# [What is expected]
Copy out all the lines in the records that include the word "JSON".

# [Exercise inputs]

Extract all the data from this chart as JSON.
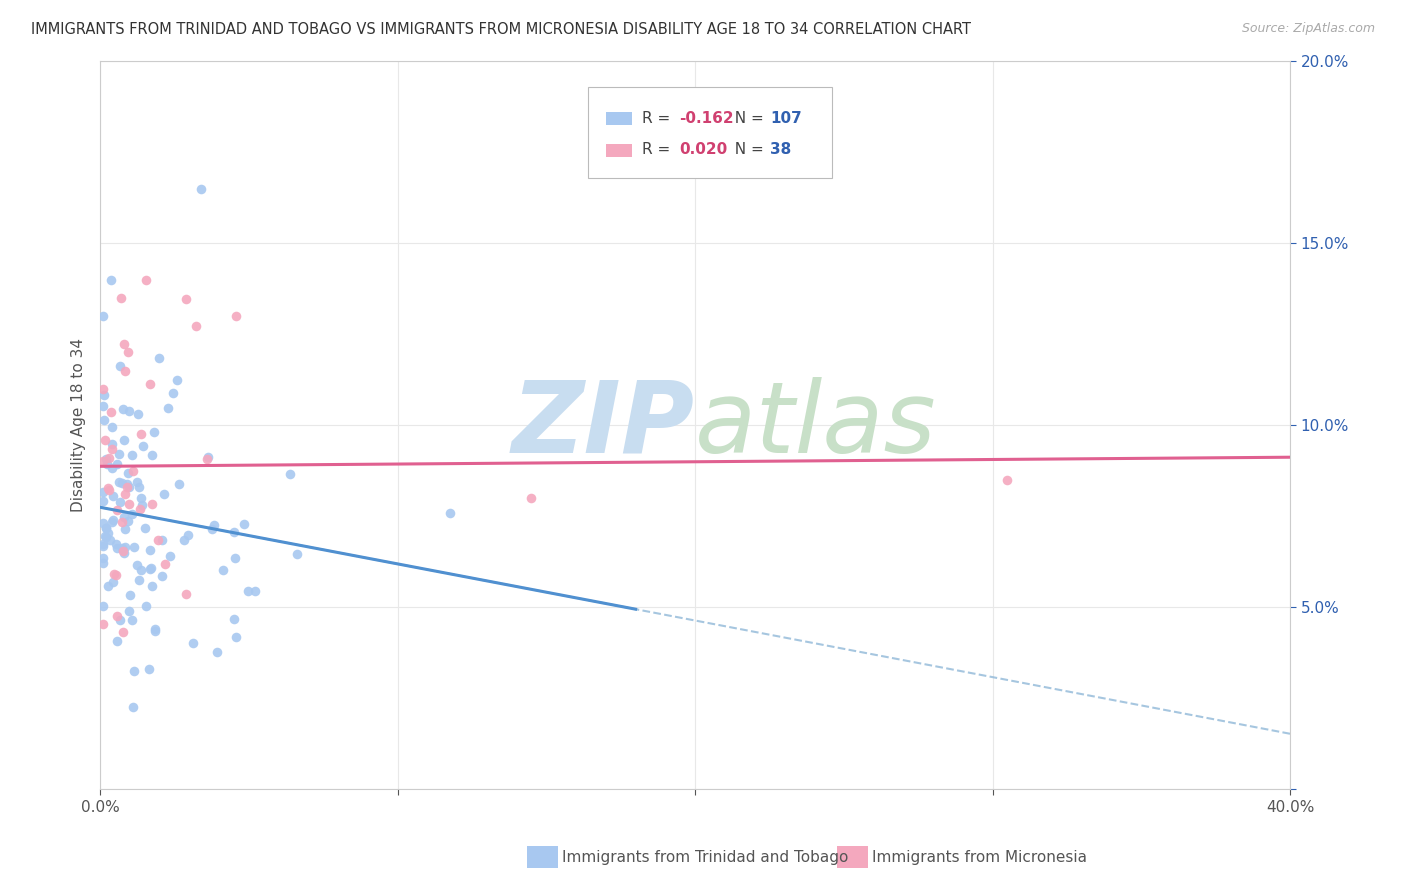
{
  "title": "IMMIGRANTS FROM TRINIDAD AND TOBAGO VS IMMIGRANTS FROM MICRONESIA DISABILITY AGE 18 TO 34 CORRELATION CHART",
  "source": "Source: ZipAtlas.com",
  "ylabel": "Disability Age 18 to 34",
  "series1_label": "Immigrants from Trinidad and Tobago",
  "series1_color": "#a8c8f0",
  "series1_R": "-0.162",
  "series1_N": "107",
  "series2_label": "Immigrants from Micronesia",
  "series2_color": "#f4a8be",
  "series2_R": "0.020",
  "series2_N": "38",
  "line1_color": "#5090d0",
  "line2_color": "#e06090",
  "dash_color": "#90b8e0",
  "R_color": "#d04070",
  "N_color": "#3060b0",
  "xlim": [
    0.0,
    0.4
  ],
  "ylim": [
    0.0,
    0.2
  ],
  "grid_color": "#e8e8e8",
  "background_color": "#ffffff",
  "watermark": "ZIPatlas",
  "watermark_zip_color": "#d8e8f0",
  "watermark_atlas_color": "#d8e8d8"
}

---

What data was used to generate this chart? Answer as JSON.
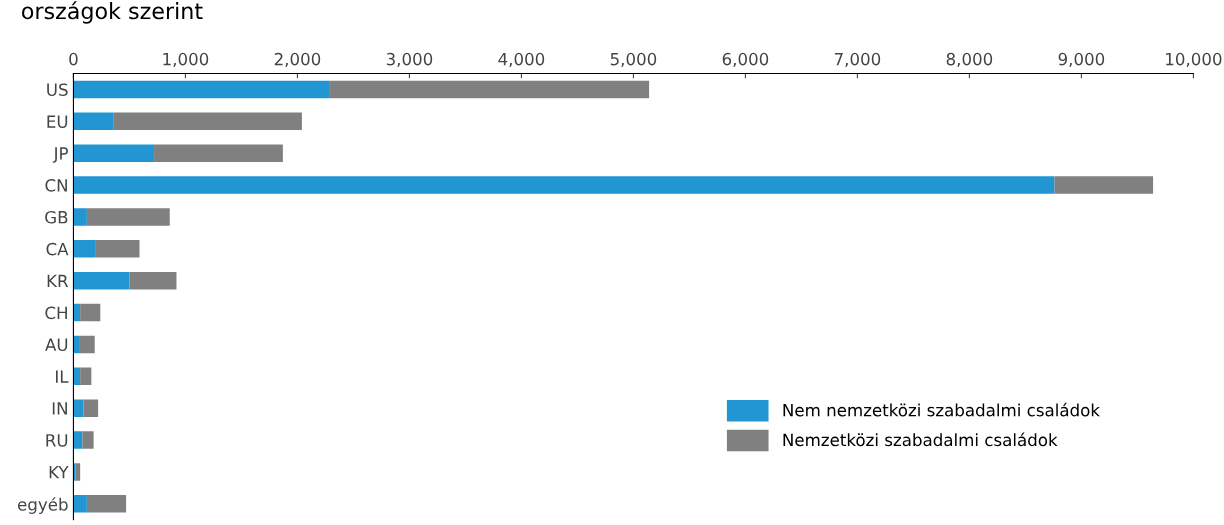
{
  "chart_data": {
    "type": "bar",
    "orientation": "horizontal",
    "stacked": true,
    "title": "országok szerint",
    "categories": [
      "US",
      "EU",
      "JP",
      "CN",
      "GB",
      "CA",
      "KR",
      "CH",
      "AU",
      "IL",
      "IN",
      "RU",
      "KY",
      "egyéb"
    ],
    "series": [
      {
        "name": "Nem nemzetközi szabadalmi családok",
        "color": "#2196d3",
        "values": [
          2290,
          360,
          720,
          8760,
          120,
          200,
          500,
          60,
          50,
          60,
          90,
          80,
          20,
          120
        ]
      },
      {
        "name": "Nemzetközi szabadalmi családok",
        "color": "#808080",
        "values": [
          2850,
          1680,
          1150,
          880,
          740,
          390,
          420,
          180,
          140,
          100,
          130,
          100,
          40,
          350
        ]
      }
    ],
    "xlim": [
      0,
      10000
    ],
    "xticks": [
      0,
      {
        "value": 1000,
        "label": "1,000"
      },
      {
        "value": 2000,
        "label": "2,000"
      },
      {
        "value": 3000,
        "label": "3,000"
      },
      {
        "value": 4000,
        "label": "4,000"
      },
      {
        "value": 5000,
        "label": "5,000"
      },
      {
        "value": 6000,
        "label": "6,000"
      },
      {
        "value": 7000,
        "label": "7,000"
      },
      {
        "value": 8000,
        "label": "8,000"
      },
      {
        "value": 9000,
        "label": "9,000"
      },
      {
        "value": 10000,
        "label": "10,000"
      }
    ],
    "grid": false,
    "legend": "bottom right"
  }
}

==

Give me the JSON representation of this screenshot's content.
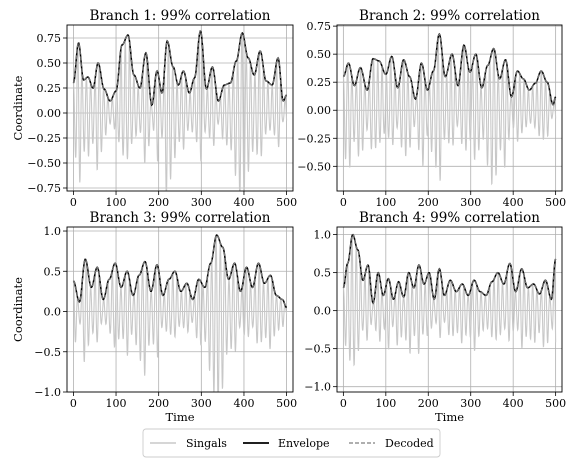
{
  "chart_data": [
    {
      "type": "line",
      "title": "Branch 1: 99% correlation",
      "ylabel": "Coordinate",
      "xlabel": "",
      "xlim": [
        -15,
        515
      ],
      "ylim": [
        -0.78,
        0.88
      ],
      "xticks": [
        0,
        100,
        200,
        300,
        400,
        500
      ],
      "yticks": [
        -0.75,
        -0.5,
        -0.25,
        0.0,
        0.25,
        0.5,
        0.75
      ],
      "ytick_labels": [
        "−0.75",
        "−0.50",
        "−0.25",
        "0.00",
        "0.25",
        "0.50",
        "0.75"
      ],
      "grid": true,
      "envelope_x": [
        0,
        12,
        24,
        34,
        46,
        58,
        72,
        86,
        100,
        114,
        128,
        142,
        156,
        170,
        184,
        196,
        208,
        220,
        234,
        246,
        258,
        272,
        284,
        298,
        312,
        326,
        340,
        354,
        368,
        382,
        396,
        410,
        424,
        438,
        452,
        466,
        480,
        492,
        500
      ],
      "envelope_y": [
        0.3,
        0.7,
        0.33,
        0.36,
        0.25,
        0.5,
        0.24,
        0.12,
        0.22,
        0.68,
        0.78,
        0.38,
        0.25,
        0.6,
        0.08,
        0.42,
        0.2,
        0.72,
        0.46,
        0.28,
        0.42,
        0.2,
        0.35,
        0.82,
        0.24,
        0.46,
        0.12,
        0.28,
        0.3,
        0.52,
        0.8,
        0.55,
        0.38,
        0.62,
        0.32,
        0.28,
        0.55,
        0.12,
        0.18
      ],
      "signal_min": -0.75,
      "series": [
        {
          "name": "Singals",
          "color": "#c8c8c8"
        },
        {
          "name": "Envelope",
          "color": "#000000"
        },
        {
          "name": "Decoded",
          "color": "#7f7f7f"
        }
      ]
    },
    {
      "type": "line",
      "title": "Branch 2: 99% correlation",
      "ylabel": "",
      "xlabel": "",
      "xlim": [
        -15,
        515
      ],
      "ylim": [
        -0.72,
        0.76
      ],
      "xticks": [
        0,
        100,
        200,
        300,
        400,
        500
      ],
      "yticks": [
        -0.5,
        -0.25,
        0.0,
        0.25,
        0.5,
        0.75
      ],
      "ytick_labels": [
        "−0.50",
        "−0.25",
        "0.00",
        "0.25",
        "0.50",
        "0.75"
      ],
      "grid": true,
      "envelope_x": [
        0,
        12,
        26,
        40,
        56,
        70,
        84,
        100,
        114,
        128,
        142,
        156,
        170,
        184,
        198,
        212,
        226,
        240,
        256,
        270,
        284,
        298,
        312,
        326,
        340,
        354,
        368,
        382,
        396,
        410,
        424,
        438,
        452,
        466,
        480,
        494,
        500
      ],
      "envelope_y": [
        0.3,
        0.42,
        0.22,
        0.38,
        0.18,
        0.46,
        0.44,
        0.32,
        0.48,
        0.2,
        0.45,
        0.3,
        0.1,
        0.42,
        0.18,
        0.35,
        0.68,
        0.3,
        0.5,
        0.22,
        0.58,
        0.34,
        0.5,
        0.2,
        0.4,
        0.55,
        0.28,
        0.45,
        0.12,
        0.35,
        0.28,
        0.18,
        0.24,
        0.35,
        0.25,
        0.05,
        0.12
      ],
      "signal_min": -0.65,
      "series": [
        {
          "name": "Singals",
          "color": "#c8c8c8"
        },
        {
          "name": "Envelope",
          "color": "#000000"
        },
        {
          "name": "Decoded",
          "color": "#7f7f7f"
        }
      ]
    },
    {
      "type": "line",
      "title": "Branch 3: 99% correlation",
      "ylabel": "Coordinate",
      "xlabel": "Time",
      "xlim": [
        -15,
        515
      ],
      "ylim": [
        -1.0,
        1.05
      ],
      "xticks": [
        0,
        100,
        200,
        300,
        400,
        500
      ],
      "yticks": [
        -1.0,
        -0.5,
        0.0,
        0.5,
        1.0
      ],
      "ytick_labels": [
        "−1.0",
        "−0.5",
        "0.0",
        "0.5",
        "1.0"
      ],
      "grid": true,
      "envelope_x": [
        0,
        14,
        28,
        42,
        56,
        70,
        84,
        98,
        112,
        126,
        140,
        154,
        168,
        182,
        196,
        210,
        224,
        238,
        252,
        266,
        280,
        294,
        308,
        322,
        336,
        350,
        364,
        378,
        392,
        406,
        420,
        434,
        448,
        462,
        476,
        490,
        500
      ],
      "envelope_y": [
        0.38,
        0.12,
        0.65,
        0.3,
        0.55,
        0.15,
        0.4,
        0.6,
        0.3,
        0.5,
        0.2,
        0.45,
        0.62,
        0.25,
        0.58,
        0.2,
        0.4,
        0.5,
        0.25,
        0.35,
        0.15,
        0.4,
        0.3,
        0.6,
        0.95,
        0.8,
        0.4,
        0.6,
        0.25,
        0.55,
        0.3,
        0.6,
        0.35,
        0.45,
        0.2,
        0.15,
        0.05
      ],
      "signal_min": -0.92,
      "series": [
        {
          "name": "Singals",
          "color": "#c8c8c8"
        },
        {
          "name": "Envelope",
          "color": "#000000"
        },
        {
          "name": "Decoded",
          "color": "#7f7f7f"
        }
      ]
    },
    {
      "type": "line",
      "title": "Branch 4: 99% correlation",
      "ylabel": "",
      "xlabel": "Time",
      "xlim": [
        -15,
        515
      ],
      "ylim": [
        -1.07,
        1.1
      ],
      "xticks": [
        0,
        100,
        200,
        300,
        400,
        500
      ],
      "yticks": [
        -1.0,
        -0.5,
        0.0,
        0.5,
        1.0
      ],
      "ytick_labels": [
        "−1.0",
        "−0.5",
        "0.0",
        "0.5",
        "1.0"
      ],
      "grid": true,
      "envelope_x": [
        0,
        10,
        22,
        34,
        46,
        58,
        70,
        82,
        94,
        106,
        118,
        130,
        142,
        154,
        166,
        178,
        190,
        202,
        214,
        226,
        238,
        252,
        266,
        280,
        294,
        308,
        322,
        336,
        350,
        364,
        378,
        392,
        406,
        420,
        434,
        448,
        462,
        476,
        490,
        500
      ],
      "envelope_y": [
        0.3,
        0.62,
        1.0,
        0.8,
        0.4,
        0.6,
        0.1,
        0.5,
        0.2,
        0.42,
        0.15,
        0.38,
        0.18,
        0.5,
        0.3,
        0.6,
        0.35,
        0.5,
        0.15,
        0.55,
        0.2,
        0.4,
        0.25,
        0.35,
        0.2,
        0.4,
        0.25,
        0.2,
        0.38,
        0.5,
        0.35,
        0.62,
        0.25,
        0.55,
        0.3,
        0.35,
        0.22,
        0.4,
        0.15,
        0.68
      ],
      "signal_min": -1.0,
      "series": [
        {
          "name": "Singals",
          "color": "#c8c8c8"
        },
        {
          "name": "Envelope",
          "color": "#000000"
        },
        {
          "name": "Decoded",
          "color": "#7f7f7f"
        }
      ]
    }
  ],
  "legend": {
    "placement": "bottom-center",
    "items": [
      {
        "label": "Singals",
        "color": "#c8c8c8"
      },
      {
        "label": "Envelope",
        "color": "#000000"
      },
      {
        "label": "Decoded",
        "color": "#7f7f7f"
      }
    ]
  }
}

# [The output]
Extract all the data from this chart as JSON.
What data was used to generate this chart? Answer as JSON.
Give me the JSON representation of this screenshot's content.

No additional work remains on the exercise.